**WHAT IS NEEDED:** Locate each line of the material that contains "markers", then return it.

========================================================================

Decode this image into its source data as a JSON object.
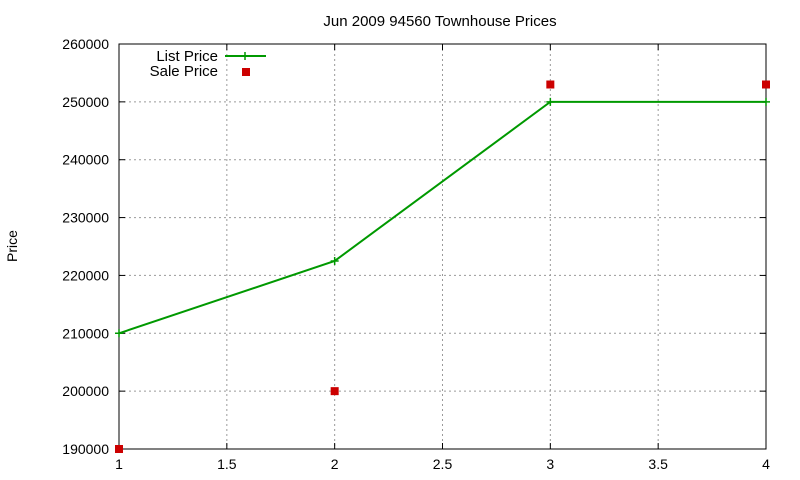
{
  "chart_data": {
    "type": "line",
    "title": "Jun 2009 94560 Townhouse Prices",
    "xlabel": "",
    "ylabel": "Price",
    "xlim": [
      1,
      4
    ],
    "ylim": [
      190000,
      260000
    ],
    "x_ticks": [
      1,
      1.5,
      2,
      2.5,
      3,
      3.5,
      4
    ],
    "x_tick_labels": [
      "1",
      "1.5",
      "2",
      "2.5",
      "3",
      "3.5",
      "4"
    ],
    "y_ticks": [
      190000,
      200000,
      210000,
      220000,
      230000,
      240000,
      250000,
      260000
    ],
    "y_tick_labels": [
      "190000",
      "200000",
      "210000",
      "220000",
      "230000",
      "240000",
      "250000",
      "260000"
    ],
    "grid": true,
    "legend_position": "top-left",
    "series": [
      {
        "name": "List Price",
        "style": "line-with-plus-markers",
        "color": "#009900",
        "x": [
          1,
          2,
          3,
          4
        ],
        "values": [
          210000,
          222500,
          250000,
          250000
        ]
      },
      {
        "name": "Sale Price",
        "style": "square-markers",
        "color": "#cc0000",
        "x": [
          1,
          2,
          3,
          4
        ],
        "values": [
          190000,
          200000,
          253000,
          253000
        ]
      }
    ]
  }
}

========================================================================

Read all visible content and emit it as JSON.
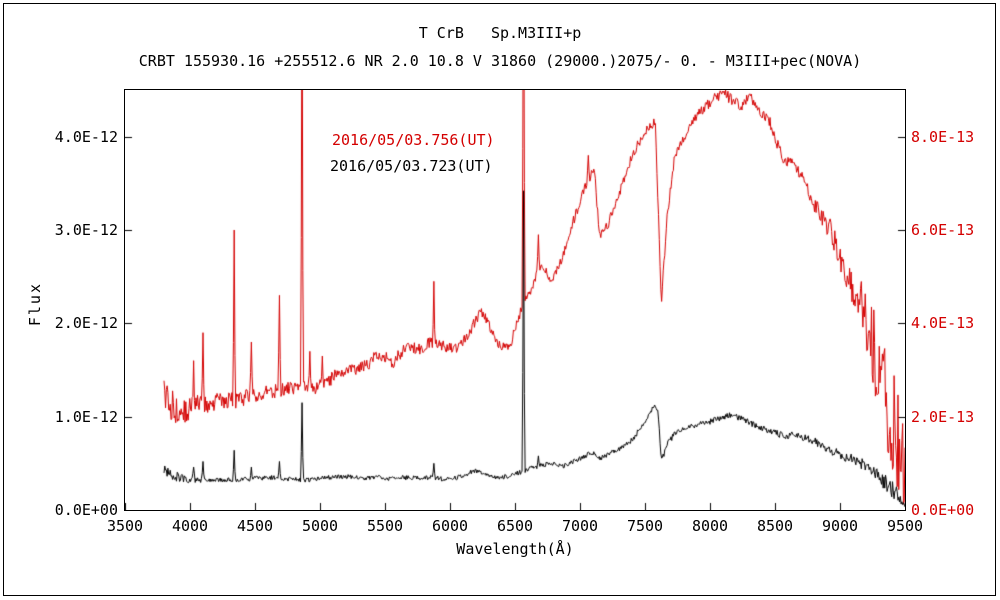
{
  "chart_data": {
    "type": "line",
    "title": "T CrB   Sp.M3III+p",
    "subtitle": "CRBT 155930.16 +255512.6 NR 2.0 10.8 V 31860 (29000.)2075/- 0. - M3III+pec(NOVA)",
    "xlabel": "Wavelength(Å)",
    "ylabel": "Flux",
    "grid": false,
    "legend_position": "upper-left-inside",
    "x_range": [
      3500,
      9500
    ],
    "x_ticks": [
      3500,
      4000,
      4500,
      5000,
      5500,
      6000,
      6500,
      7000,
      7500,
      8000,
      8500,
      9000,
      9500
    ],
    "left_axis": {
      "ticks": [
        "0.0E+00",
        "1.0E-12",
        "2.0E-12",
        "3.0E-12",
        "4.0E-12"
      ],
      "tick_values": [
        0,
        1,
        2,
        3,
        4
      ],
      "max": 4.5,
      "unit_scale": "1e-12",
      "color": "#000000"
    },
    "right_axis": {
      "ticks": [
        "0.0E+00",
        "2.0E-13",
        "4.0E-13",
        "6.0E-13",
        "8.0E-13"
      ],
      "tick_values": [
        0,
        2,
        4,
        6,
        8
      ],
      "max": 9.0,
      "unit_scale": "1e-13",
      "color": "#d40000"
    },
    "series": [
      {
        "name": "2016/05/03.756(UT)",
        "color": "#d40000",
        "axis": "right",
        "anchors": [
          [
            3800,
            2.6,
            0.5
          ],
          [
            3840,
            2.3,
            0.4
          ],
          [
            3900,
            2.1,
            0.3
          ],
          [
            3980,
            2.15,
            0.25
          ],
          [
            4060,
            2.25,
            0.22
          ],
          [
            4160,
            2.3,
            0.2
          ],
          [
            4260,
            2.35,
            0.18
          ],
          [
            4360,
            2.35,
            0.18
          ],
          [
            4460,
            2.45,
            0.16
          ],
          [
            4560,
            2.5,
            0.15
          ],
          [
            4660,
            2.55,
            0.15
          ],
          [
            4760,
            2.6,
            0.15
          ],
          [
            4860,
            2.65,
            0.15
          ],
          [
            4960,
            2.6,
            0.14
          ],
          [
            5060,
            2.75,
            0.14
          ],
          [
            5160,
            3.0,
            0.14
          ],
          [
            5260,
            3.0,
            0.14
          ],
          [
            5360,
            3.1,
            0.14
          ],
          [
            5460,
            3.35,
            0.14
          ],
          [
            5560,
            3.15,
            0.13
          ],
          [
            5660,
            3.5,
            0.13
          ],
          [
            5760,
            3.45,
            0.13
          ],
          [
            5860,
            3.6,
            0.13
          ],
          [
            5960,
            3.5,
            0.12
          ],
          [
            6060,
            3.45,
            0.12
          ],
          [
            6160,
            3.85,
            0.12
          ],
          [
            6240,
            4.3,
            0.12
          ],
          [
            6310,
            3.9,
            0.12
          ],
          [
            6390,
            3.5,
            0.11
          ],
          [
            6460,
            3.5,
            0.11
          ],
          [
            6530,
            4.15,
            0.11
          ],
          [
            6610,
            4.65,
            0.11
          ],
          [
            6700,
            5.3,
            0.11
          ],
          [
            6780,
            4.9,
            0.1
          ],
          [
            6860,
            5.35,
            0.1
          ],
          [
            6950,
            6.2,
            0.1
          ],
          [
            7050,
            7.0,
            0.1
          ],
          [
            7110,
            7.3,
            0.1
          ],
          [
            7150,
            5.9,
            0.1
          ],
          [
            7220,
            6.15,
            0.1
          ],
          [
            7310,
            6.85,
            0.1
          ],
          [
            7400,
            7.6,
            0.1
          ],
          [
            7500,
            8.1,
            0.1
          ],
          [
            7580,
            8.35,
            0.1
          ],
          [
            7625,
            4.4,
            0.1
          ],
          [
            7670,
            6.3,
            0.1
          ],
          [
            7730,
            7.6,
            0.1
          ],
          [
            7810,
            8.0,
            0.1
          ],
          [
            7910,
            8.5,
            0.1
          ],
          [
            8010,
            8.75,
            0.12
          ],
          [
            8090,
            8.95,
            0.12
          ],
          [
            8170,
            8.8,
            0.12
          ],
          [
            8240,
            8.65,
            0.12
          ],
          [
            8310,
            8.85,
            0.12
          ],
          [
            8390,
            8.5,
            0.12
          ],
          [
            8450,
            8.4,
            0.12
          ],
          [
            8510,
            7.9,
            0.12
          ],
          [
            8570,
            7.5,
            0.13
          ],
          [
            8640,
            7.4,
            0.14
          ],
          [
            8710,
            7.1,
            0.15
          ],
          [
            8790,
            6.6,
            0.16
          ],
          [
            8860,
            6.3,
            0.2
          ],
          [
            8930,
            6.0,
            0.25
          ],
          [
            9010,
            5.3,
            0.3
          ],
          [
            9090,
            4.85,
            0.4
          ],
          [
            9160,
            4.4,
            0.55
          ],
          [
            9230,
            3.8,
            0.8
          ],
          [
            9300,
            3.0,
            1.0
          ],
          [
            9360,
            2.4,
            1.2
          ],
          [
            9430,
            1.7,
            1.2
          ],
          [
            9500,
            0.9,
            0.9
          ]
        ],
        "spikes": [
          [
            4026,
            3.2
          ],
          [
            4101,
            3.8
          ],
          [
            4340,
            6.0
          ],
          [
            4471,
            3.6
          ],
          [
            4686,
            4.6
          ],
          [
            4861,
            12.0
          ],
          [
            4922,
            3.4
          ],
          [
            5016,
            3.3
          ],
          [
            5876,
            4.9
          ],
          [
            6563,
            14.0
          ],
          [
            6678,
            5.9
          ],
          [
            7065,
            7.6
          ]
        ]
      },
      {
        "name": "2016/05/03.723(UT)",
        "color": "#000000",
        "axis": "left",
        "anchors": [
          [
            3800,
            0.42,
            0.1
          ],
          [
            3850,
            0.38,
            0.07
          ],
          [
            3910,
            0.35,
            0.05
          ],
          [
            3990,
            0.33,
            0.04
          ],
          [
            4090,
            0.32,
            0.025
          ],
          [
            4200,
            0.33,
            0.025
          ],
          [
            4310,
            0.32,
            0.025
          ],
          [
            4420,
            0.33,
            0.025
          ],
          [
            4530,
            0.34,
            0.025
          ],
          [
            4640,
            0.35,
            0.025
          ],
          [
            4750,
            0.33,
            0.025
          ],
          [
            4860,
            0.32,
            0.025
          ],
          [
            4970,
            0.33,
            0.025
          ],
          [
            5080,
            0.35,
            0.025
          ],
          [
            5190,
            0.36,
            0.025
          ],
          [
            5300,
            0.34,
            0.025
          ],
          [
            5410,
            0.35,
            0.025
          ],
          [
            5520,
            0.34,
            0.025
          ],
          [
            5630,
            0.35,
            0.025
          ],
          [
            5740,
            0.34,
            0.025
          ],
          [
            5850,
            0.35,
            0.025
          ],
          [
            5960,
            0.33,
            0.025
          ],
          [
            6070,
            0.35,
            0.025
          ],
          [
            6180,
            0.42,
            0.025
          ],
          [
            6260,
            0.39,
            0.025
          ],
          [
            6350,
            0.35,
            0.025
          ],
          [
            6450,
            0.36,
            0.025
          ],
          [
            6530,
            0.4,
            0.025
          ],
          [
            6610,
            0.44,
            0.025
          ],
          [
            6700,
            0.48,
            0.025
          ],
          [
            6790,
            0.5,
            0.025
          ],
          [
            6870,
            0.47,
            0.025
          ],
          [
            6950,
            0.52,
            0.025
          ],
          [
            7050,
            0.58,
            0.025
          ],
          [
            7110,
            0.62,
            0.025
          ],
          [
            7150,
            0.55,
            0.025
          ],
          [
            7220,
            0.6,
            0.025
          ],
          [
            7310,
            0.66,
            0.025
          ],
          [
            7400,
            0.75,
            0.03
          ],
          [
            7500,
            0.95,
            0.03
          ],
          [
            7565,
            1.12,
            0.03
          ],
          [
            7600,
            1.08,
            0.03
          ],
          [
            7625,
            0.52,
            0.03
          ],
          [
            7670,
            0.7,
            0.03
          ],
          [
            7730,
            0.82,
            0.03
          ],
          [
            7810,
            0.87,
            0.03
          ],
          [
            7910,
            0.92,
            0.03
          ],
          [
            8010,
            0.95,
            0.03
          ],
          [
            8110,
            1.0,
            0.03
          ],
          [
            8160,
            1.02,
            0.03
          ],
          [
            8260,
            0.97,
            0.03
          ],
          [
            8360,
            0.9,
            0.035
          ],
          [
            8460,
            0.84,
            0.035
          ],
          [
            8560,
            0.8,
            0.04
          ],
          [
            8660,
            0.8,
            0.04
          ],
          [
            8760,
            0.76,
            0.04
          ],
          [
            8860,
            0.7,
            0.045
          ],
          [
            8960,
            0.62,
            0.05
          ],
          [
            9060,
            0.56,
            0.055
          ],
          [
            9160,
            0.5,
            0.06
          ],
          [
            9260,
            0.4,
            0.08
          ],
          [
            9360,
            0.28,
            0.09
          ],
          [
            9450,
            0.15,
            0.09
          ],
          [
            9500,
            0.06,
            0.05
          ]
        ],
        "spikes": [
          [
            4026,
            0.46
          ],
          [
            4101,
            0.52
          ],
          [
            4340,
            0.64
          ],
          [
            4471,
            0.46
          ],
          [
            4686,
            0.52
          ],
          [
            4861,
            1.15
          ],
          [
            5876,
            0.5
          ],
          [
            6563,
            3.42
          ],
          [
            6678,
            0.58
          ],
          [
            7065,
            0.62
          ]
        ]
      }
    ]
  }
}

========================================================================

**EXPECTED OUTPUT:**
        "style": "line-with-plus-markers",
        "style": "square-markers",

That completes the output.